[Chart and figure data]

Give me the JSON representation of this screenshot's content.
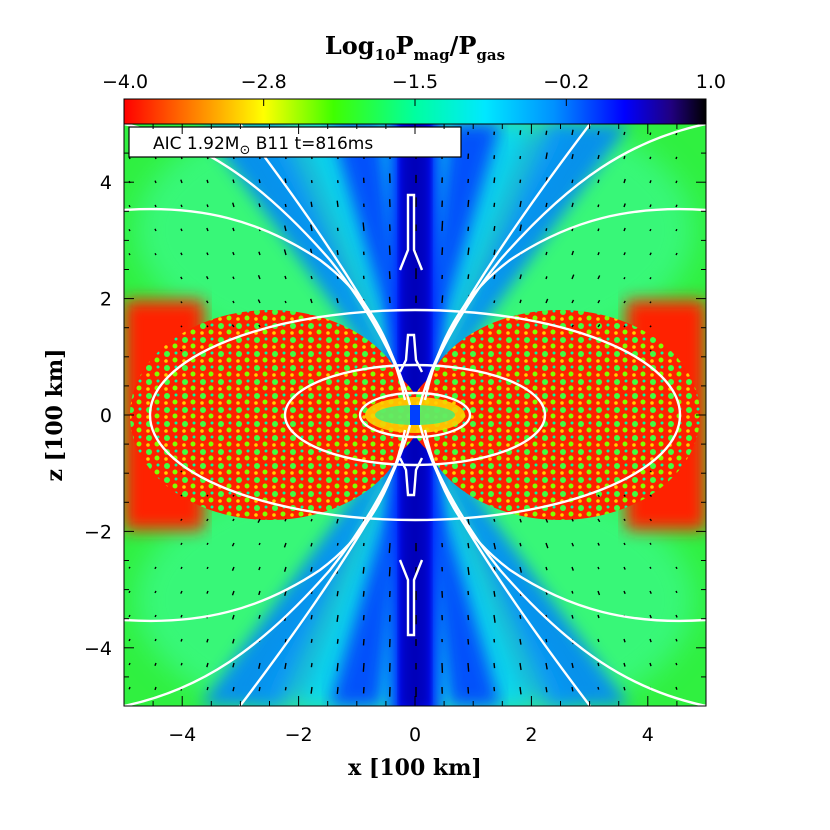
{
  "chart_data": {
    "type": "heatmap",
    "colorbar": {
      "title_main": "Log",
      "title_sub1": "10",
      "title_p1": "P",
      "title_sub2": "mag",
      "title_slash": "/P",
      "title_sub3": "gas",
      "ticks": [
        "−4.0",
        "−2.8",
        "−1.5",
        "−0.2",
        "1.0"
      ],
      "tick_values": [
        -4.0,
        -2.8,
        -1.5,
        -0.2,
        1.0
      ],
      "range": [
        -4.0,
        1.0
      ],
      "colors": [
        "#ff0000",
        "#ff8c00",
        "#ffff00",
        "#00ff00",
        "#00ffff",
        "#0000ff",
        "#000000"
      ]
    },
    "label": {
      "part1": "AIC 1.92M",
      "sun": "⊙",
      "part2": " B11 t=816ms"
    },
    "xlabel": "x [100 km]",
    "ylabel": "z [100 km]",
    "xlim": [
      -5,
      5
    ],
    "ylim": [
      -5,
      5
    ],
    "xticks": [
      {
        "value": -4,
        "label": "−4"
      },
      {
        "value": -2,
        "label": "−2"
      },
      {
        "value": 0,
        "label": "0"
      },
      {
        "value": 2,
        "label": "2"
      },
      {
        "value": 4,
        "label": "4"
      }
    ],
    "yticks": [
      {
        "value": 4,
        "label": "4"
      },
      {
        "value": 2,
        "label": "2"
      },
      {
        "value": 0,
        "label": "0"
      },
      {
        "value": -2,
        "label": "−2"
      },
      {
        "value": -4,
        "label": "−4"
      }
    ]
  }
}
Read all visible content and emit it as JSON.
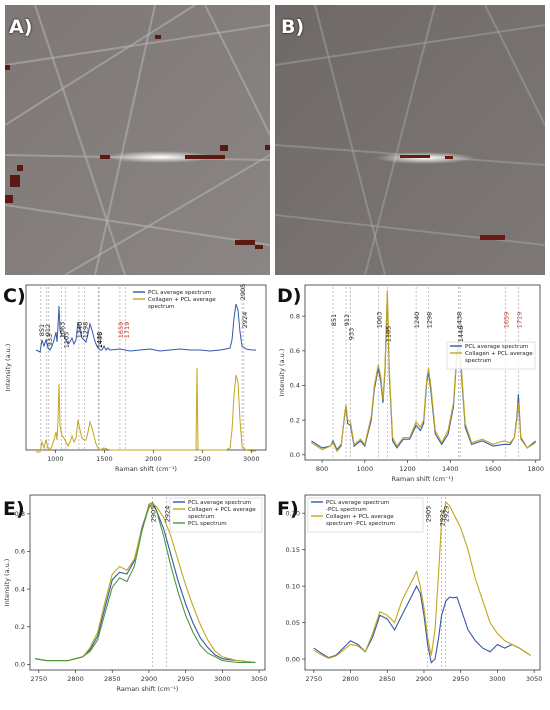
{
  "panels": {
    "a": "A)",
    "b": "B)",
    "c": "C)",
    "d": "D)",
    "e": "E)",
    "f": "F)"
  },
  "colors": {
    "pcl_avg": "#3558a8",
    "collagen_pcl": "#c4a61e",
    "pcl_spectrum": "#4c9a3a",
    "highlight_red": "#c0392b"
  },
  "chart_data": [
    {
      "id": "C",
      "type": "line",
      "xlabel": "Raman shift (cm⁻¹)",
      "ylabel": "Intensity (a.u.)",
      "xlim": [
        700,
        3150
      ],
      "x_ticks": [
        1000,
        1500,
        2000,
        2500,
        3000
      ],
      "legend": [
        "PCL average spectrum",
        "Collagen + PCL average spectrum"
      ],
      "legend_position": "top-center",
      "peak_labels": [
        {
          "x": 851,
          "text": "851",
          "color": "#222"
        },
        {
          "x": 912,
          "text": "912",
          "color": "#222"
        },
        {
          "x": 933,
          "text": "933",
          "color": "#222"
        },
        {
          "x": 1063,
          "text": "1063",
          "color": "#222"
        },
        {
          "x": 1105,
          "text": "1105",
          "color": "#222"
        },
        {
          "x": 1240,
          "text": "1240",
          "color": "#222"
        },
        {
          "x": 1298,
          "text": "1298",
          "color": "#222"
        },
        {
          "x": 1438,
          "text": "1438",
          "color": "#222"
        },
        {
          "x": 1446,
          "text": "1446",
          "color": "#222"
        },
        {
          "x": 1659,
          "text": "1659",
          "color": "#c0392b"
        },
        {
          "x": 1719,
          "text": "1719",
          "color": "#c0392b"
        },
        {
          "x": 2905,
          "text": "2905",
          "color": "#222"
        },
        {
          "x": 2924,
          "text": "2924",
          "color": "#222"
        }
      ]
    },
    {
      "id": "D",
      "type": "line",
      "xlabel": "Raman shift (cm⁻¹)",
      "ylabel": "Intensity (a.u.)",
      "xlim": [
        720,
        1820
      ],
      "ylim": [
        -0.03,
        0.98
      ],
      "x_ticks": [
        800,
        1000,
        1200,
        1400,
        1600,
        1800
      ],
      "y_ticks": [
        0.0,
        0.2,
        0.4,
        0.6,
        0.8
      ],
      "legend": [
        "PCL average spectrum",
        "Collagen + PCL average spectrum"
      ],
      "legend_position": "center-right",
      "peak_labels": [
        {
          "x": 851,
          "text": "851",
          "color": "#222"
        },
        {
          "x": 912,
          "text": "912",
          "color": "#222"
        },
        {
          "x": 933,
          "text": "933",
          "color": "#222"
        },
        {
          "x": 1063,
          "text": "1063",
          "color": "#222"
        },
        {
          "x": 1105,
          "text": "1105",
          "color": "#222"
        },
        {
          "x": 1240,
          "text": "1240",
          "color": "#222"
        },
        {
          "x": 1298,
          "text": "1298",
          "color": "#222"
        },
        {
          "x": 1438,
          "text": "1438",
          "color": "#222"
        },
        {
          "x": 1446,
          "text": "1446",
          "color": "#222"
        },
        {
          "x": 1659,
          "text": "1659",
          "color": "#c0392b"
        },
        {
          "x": 1719,
          "text": "1719",
          "color": "#c0392b"
        }
      ],
      "series": [
        {
          "name": "PCL average spectrum",
          "color": "#3558a8",
          "x": [
            750,
            800,
            840,
            851,
            870,
            890,
            905,
            912,
            920,
            933,
            950,
            980,
            1000,
            1030,
            1045,
            1063,
            1075,
            1085,
            1095,
            1105,
            1115,
            1130,
            1150,
            1180,
            1210,
            1240,
            1260,
            1275,
            1290,
            1298,
            1310,
            1330,
            1360,
            1390,
            1415,
            1430,
            1438,
            1446,
            1455,
            1470,
            1500,
            1550,
            1600,
            1650,
            1680,
            1700,
            1712,
            1719,
            1730,
            1760,
            1800
          ],
          "y": [
            0.08,
            0.04,
            0.05,
            0.08,
            0.03,
            0.06,
            0.22,
            0.28,
            0.18,
            0.17,
            0.05,
            0.08,
            0.05,
            0.2,
            0.38,
            0.5,
            0.42,
            0.3,
            0.5,
            0.93,
            0.45,
            0.08,
            0.04,
            0.09,
            0.09,
            0.17,
            0.14,
            0.18,
            0.42,
            0.48,
            0.36,
            0.12,
            0.06,
            0.12,
            0.28,
            0.56,
            0.63,
            0.58,
            0.42,
            0.16,
            0.06,
            0.08,
            0.05,
            0.06,
            0.06,
            0.1,
            0.22,
            0.35,
            0.1,
            0.04,
            0.08
          ]
        },
        {
          "name": "Collagen + PCL average spectrum",
          "color": "#c4a61e",
          "x": [
            750,
            800,
            840,
            851,
            870,
            890,
            905,
            912,
            920,
            933,
            950,
            980,
            1000,
            1030,
            1045,
            1063,
            1075,
            1085,
            1095,
            1105,
            1115,
            1130,
            1150,
            1180,
            1210,
            1240,
            1260,
            1275,
            1290,
            1298,
            1310,
            1330,
            1360,
            1390,
            1415,
            1430,
            1438,
            1446,
            1455,
            1470,
            1500,
            1550,
            1600,
            1650,
            1680,
            1700,
            1712,
            1719,
            1730,
            1760,
            1800
          ],
          "y": [
            0.07,
            0.03,
            0.05,
            0.07,
            0.02,
            0.05,
            0.23,
            0.29,
            0.2,
            0.19,
            0.06,
            0.09,
            0.06,
            0.22,
            0.4,
            0.52,
            0.45,
            0.32,
            0.52,
            0.95,
            0.48,
            0.1,
            0.05,
            0.1,
            0.1,
            0.19,
            0.16,
            0.2,
            0.44,
            0.5,
            0.39,
            0.14,
            0.07,
            0.14,
            0.3,
            0.58,
            0.65,
            0.6,
            0.45,
            0.18,
            0.07,
            0.09,
            0.06,
            0.08,
            0.07,
            0.1,
            0.2,
            0.3,
            0.09,
            0.04,
            0.07
          ]
        }
      ]
    },
    {
      "id": "E",
      "type": "line",
      "xlabel": "Raman shift (cm⁻¹)",
      "ylabel": "Intensity (a.u.)",
      "xlim": [
        2738,
        3058
      ],
      "ylim": [
        -0.03,
        0.9
      ],
      "x_ticks": [
        2750,
        2800,
        2850,
        2900,
        2950,
        3000,
        3050
      ],
      "y_ticks": [
        0.0,
        0.2,
        0.4,
        0.6,
        0.8
      ],
      "legend": [
        "PCL average spectrum",
        "Collagen + PCL average spectrum",
        "PCL spectrum"
      ],
      "legend_position": "top-right",
      "peak_labels": [
        {
          "x": 2905,
          "text": "2905",
          "color": "#222"
        },
        {
          "x": 2924,
          "text": "2924",
          "color": "#222"
        }
      ],
      "series": [
        {
          "name": "PCL average spectrum",
          "color": "#3558a8",
          "x": [
            2745,
            2760,
            2775,
            2790,
            2800,
            2810,
            2820,
            2830,
            2840,
            2850,
            2860,
            2870,
            2880,
            2890,
            2900,
            2905,
            2910,
            2920,
            2930,
            2940,
            2950,
            2960,
            2970,
            2980,
            2990,
            3000,
            3020,
            3045
          ],
          "y": [
            0.03,
            0.02,
            0.02,
            0.02,
            0.03,
            0.04,
            0.08,
            0.15,
            0.3,
            0.45,
            0.49,
            0.48,
            0.55,
            0.72,
            0.84,
            0.85,
            0.82,
            0.72,
            0.58,
            0.44,
            0.32,
            0.22,
            0.14,
            0.09,
            0.05,
            0.03,
            0.02,
            0.01
          ]
        },
        {
          "name": "Collagen + PCL average spectrum",
          "color": "#c4a61e",
          "x": [
            2745,
            2760,
            2775,
            2790,
            2800,
            2810,
            2820,
            2830,
            2840,
            2850,
            2860,
            2870,
            2880,
            2890,
            2900,
            2905,
            2910,
            2920,
            2930,
            2940,
            2950,
            2960,
            2970,
            2980,
            2990,
            3000,
            3020,
            3045
          ],
          "y": [
            0.03,
            0.02,
            0.02,
            0.02,
            0.03,
            0.04,
            0.09,
            0.17,
            0.33,
            0.48,
            0.52,
            0.5,
            0.56,
            0.71,
            0.83,
            0.85,
            0.84,
            0.78,
            0.68,
            0.55,
            0.42,
            0.31,
            0.21,
            0.13,
            0.07,
            0.04,
            0.02,
            0.01
          ]
        },
        {
          "name": "PCL spectrum",
          "color": "#4c9a3a",
          "x": [
            2745,
            2760,
            2775,
            2790,
            2800,
            2810,
            2820,
            2830,
            2840,
            2850,
            2860,
            2870,
            2880,
            2890,
            2900,
            2905,
            2910,
            2920,
            2930,
            2940,
            2950,
            2960,
            2970,
            2980,
            2990,
            3000,
            3020,
            3045
          ],
          "y": [
            0.03,
            0.02,
            0.02,
            0.02,
            0.03,
            0.04,
            0.07,
            0.13,
            0.27,
            0.41,
            0.46,
            0.44,
            0.52,
            0.7,
            0.85,
            0.86,
            0.82,
            0.68,
            0.52,
            0.38,
            0.26,
            0.17,
            0.1,
            0.06,
            0.04,
            0.02,
            0.01,
            0.01
          ]
        }
      ]
    },
    {
      "id": "F",
      "type": "line",
      "xlim": [
        2738,
        3058
      ],
      "ylim": [
        -0.015,
        0.225
      ],
      "x_ticks": [
        2750,
        2800,
        2850,
        2900,
        2950,
        3000,
        3050
      ],
      "y_ticks": [
        0.0,
        0.05,
        0.1,
        0.15,
        0.2
      ],
      "y_tick_labels": [
        "0.00",
        "0.05",
        "0.10",
        "0.15",
        "0.20"
      ],
      "legend": [
        "PCL average spectrum -PCL spectrum",
        "Collagen + PCL average spectrum -PCL spectrum"
      ],
      "legend_position": "top-left",
      "peak_labels": [
        {
          "x": 2905,
          "text": "2905",
          "color": "#222"
        },
        {
          "x": 2924,
          "text": "2924",
          "color": "#222"
        },
        {
          "x": 2929,
          "text": "2929",
          "color": "#222"
        }
      ],
      "series": [
        {
          "name": "PCL average spectrum -PCL spectrum",
          "color": "#3558a8",
          "x": [
            2750,
            2760,
            2770,
            2780,
            2790,
            2800,
            2810,
            2820,
            2830,
            2840,
            2850,
            2860,
            2870,
            2880,
            2890,
            2895,
            2900,
            2905,
            2910,
            2915,
            2920,
            2924,
            2930,
            2935,
            2940,
            2945,
            2950,
            2960,
            2970,
            2980,
            2990,
            3000,
            3010,
            3020,
            3030,
            3045
          ],
          "y": [
            0.015,
            0.008,
            0.002,
            0.005,
            0.015,
            0.025,
            0.02,
            0.01,
            0.03,
            0.06,
            0.055,
            0.04,
            0.06,
            0.08,
            0.1,
            0.09,
            0.06,
            0.02,
            -0.005,
            0.0,
            0.03,
            0.06,
            0.08,
            0.085,
            0.084,
            0.085,
            0.07,
            0.04,
            0.025,
            0.015,
            0.01,
            0.02,
            0.015,
            0.02,
            0.015,
            0.005
          ]
        },
        {
          "name": "Collagen + PCL average spectrum -PCL spectrum",
          "color": "#c4a61e",
          "x": [
            2750,
            2760,
            2770,
            2780,
            2790,
            2800,
            2810,
            2820,
            2830,
            2840,
            2850,
            2860,
            2870,
            2880,
            2890,
            2895,
            2900,
            2905,
            2910,
            2915,
            2920,
            2924,
            2930,
            2935,
            2940,
            2945,
            2950,
            2960,
            2970,
            2980,
            2990,
            3000,
            3010,
            3020,
            3030,
            3045
          ],
          "y": [
            0.012,
            0.006,
            0.001,
            0.004,
            0.012,
            0.02,
            0.018,
            0.01,
            0.035,
            0.065,
            0.06,
            0.05,
            0.08,
            0.1,
            0.12,
            0.1,
            0.07,
            0.03,
            0.005,
            0.04,
            0.12,
            0.19,
            0.215,
            0.21,
            0.2,
            0.19,
            0.18,
            0.15,
            0.11,
            0.08,
            0.05,
            0.035,
            0.025,
            0.02,
            0.015,
            0.005
          ]
        }
      ]
    }
  ]
}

§ **WHAT YOU WILL DO**
Track down every line of the material containing the string "center", and copy it.

§ **ANSWER TO THIS TASK**
      "legend_position": "top-center",
      "legend_position": "center-right",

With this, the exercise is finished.